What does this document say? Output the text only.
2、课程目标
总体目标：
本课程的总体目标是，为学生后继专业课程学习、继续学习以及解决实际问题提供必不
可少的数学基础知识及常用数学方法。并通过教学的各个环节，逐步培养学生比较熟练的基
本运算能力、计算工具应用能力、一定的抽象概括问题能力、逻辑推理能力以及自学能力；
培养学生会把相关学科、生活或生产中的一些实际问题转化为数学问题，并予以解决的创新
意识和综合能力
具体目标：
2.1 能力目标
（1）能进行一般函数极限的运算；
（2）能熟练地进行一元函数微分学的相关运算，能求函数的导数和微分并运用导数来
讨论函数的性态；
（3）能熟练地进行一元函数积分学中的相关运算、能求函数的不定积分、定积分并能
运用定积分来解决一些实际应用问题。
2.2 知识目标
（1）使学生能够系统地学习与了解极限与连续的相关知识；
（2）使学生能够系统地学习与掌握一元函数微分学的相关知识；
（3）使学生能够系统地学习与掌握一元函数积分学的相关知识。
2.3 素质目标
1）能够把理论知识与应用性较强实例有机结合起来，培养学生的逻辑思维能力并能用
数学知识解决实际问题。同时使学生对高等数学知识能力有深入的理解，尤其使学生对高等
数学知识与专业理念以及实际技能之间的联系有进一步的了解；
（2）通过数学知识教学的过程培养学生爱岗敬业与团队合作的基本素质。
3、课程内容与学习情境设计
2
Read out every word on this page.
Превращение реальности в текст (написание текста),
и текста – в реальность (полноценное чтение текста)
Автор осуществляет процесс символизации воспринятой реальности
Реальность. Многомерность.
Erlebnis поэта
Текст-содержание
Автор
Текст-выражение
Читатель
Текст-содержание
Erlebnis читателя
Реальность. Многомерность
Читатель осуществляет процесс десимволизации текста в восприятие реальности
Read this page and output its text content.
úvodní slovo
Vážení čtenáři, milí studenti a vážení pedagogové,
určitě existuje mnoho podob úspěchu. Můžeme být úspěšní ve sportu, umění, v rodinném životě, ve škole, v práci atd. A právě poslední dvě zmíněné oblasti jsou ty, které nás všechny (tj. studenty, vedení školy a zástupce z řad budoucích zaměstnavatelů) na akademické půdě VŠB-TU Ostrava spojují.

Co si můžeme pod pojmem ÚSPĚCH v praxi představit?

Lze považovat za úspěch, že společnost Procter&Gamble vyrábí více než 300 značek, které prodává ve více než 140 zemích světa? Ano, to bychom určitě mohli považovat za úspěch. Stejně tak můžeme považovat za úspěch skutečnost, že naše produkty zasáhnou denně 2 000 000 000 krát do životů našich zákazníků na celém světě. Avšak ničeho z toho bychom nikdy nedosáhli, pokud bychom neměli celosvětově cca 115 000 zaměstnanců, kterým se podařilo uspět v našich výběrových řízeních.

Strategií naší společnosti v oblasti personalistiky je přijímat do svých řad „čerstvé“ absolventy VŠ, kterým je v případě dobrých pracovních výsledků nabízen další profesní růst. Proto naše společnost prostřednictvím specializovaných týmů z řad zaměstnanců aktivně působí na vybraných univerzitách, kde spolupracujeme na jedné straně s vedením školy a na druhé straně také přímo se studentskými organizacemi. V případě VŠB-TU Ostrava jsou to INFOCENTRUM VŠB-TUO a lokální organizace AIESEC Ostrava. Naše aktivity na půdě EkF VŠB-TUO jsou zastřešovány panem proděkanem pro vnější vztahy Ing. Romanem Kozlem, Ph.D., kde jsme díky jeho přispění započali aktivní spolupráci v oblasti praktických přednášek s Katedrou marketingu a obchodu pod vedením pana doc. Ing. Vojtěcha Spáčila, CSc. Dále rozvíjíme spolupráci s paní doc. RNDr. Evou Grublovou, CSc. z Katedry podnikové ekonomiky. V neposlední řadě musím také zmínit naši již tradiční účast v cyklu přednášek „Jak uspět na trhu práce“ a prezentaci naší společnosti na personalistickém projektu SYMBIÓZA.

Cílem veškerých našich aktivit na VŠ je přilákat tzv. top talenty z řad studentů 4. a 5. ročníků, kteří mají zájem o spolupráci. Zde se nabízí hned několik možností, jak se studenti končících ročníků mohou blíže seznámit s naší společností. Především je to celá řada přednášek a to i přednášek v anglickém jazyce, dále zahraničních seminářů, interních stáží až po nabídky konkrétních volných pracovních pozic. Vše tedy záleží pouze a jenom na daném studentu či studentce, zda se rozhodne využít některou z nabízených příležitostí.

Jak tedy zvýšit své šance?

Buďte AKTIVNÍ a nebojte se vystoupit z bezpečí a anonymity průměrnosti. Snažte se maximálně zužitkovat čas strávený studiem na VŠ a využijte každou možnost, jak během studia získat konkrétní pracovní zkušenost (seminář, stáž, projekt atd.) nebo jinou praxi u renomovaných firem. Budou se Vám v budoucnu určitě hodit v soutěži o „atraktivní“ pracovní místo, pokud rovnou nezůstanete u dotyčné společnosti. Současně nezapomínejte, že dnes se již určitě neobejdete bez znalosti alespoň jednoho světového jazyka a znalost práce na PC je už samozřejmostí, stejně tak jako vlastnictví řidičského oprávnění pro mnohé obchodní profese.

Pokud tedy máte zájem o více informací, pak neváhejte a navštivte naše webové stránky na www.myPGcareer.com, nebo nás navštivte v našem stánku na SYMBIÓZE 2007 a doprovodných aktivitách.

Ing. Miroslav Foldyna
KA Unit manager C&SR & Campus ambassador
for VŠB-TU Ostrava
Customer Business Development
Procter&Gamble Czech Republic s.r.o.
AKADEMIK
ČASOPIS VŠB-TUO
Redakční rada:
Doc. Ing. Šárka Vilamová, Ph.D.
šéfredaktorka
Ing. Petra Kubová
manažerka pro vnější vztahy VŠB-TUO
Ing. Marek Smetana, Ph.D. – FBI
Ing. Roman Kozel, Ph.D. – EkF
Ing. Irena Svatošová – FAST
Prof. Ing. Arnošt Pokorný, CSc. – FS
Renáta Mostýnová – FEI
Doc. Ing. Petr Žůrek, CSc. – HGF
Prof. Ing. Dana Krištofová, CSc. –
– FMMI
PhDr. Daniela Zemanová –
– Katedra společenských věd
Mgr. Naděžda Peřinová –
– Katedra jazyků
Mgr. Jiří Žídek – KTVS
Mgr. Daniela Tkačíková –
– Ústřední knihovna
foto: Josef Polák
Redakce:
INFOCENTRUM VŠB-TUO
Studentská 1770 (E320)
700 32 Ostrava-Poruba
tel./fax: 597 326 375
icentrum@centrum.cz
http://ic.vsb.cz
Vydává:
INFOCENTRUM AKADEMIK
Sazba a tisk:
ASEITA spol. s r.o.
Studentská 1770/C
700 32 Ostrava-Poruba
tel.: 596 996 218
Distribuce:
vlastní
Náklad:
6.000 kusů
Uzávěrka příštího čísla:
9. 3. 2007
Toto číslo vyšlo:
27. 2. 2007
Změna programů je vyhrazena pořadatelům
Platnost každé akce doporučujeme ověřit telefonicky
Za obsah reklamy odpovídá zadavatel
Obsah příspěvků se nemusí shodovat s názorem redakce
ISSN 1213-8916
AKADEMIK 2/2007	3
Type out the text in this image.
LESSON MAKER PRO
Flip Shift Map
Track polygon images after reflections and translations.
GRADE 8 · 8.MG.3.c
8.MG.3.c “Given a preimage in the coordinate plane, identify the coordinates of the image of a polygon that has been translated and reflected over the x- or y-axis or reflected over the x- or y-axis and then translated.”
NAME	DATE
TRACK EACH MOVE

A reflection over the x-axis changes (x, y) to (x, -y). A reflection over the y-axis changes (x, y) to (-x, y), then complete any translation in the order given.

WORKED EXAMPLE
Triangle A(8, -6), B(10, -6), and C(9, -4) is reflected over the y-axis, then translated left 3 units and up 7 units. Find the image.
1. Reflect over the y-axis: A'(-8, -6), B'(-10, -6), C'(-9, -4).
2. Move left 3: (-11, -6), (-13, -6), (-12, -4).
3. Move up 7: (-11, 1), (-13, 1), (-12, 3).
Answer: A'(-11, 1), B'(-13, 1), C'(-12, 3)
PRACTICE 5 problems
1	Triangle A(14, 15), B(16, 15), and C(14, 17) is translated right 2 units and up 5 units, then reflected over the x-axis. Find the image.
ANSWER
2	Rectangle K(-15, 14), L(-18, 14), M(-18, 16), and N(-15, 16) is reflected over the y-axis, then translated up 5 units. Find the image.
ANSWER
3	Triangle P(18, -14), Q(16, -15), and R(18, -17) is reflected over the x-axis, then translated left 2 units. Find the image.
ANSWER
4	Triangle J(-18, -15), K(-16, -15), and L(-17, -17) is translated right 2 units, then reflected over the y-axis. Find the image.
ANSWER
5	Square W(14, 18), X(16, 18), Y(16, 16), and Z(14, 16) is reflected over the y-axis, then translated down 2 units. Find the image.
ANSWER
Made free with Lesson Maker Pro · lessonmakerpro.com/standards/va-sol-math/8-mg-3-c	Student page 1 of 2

═══

▶ [JOB] Pick every line with "zájem" in it and copy it.

▶ [OUTPUT FOR THIS TASK]
Cílem veškerých našich aktivit na VŠ je přilákat tzv. top talenty z řad studentů 4. a 5. ročníků, kteří mají zájem o spolupráci. Zde se nabízí hned několik možností, jak se studenti končících ročníků mohou blíže seznámit s naší společností. Především je to celá řada přednášek a to i přednášek v anglickém jazyce, dále zahraničních seminářů, interních stáží až po nabídky konkrétních volných pracovních pozic. Vše tedy záleží pouze a jenom na daném studentu či studentce, zda se rozhodne využít některou z nabízených příležitostí.
Pokud tedy máte zájem o více informací, pak neváhejte a navštivte naše webové stránky na www.myPGcareer.com, nebo nás navštivte v našem stánku na SYMBIÓZE 2007 a doprovodných aktivitách.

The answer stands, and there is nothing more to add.